Brief a
Retype the lines of the dataset entries exactly, from the first line of the entries through the line containing "- bar: [187, 478, 197, 521]", inclusive.

Text to read
---
Tag Archives: freedom

Governing from the Gut: Emotion in World Politics

Although often painted as problematic for rational decision making, emotion is a human trait that must be accounted for in analyses of real-world decision making processes.

Sometimes I find that classroom conversations from years ago have new relevance in the present period. I recall a classroom debate in the York University International Relations Core Course during my PhD program, over the strategic basis of nuclear deterrence. After reviewing the various claims and counter claims about the cold logic of mutually assured destruction, and inspired at least in part by Carol Cohn’s groundbreaking work “Sex and Death in the Rational World of Defense Intellectuals”,* I found myself questioning the rationalist foundations of nuclear strategy. “But (I said with all of the confidence of youth), don’t nuclear scientists and strategic game theorists care about their families and their fates? How can they be so dispassionate about contemplating total annihilation? How can they go to work and talk about clean bombs and counter value targeting (a euphemism for attacking cities) and then go home and hug and kiss their kids?”  The reason, I was told, is that they do what they do BECAUSE they care….they are dispassionate because that is how they, and we all, end up alive.  Their caring is what motivates their clear thinking.
---
(Dataset records)
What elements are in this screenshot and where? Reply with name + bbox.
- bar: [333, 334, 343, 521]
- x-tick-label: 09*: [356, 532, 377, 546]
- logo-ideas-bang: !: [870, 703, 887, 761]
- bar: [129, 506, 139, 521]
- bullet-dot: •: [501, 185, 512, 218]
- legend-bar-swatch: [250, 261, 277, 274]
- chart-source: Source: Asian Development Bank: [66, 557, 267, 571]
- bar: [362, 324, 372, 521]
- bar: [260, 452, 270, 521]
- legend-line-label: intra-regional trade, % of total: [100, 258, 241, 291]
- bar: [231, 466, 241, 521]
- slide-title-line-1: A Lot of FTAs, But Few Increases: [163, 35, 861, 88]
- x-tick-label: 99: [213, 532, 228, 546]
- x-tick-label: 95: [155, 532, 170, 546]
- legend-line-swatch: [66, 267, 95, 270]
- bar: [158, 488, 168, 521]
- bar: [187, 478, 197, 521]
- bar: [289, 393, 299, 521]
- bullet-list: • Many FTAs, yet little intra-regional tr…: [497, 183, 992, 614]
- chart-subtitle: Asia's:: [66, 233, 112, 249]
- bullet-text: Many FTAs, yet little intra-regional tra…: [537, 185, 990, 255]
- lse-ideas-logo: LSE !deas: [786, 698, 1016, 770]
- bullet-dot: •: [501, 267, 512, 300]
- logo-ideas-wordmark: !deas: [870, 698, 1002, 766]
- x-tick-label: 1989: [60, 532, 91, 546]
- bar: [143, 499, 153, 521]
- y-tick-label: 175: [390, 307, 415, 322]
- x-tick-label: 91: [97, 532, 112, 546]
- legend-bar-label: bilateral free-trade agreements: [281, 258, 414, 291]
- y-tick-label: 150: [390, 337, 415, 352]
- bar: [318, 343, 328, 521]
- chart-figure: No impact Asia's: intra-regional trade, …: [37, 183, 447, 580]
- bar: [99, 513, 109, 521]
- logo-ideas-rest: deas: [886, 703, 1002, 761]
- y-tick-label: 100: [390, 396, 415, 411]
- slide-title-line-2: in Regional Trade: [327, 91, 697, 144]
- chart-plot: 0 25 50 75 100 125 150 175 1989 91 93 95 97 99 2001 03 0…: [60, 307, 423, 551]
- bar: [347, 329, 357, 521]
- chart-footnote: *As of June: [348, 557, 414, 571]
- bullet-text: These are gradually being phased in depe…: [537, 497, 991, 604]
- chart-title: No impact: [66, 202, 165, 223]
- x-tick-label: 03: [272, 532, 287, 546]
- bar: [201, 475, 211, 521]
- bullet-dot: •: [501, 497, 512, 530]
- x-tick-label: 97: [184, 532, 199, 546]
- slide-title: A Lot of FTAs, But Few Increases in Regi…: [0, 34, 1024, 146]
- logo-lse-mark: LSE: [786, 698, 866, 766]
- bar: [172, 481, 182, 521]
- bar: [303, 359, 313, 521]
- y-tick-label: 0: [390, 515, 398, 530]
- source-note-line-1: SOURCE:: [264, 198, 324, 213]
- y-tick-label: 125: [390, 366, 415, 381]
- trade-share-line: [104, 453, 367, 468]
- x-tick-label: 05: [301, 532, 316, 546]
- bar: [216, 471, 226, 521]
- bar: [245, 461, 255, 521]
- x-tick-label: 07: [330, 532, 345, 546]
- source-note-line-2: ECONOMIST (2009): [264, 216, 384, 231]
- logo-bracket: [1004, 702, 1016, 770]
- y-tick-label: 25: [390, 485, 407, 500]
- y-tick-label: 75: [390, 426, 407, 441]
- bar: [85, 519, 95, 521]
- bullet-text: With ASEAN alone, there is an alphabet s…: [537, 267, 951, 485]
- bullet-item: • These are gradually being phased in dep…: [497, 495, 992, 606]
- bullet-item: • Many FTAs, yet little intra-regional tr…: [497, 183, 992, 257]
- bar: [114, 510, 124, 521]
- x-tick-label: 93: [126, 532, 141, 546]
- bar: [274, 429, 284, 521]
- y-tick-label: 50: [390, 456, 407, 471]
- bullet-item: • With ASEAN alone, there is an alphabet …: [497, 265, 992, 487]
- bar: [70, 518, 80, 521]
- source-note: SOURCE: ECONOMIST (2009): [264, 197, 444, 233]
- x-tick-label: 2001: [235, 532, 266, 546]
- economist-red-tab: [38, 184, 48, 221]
---
Brief b
From the passage on emotion in world politics, echo the wording between "Governing from the" and "decision making processes.", inclusive, without any change.

Expected output a
What elements are in this screenshot and where? Reply with name + bbox.
- bar: [333, 334, 343, 521]
- x-tick-label: 09*: [356, 532, 377, 546]
- logo-ideas-bang: !: [870, 703, 887, 761]
- bar: [129, 506, 139, 521]
- bullet-dot: •: [501, 185, 512, 218]
- legend-bar-swatch: [250, 261, 277, 274]
- chart-source: Source: Asian Development Bank: [66, 557, 267, 571]
- bar: [362, 324, 372, 521]
- bar: [260, 452, 270, 521]
- legend-line-label: intra-regional trade, % of total: [100, 258, 241, 291]
- bar: [231, 466, 241, 521]
- slide-title-line-1: A Lot of FTAs, But Few Increases: [163, 35, 861, 88]
- x-tick-label: 99: [213, 532, 228, 546]
- x-tick-label: 95: [155, 532, 170, 546]
- legend-line-swatch: [66, 267, 95, 270]
- bar: [158, 488, 168, 521]
- bar: [187, 478, 197, 521]

Expected output b
Governing from the Gut: Emotion in World Politics

Although often painted as problematic for rational decision making, emotion is a human trait that must be accounted for in analyses of real-world decision making processes.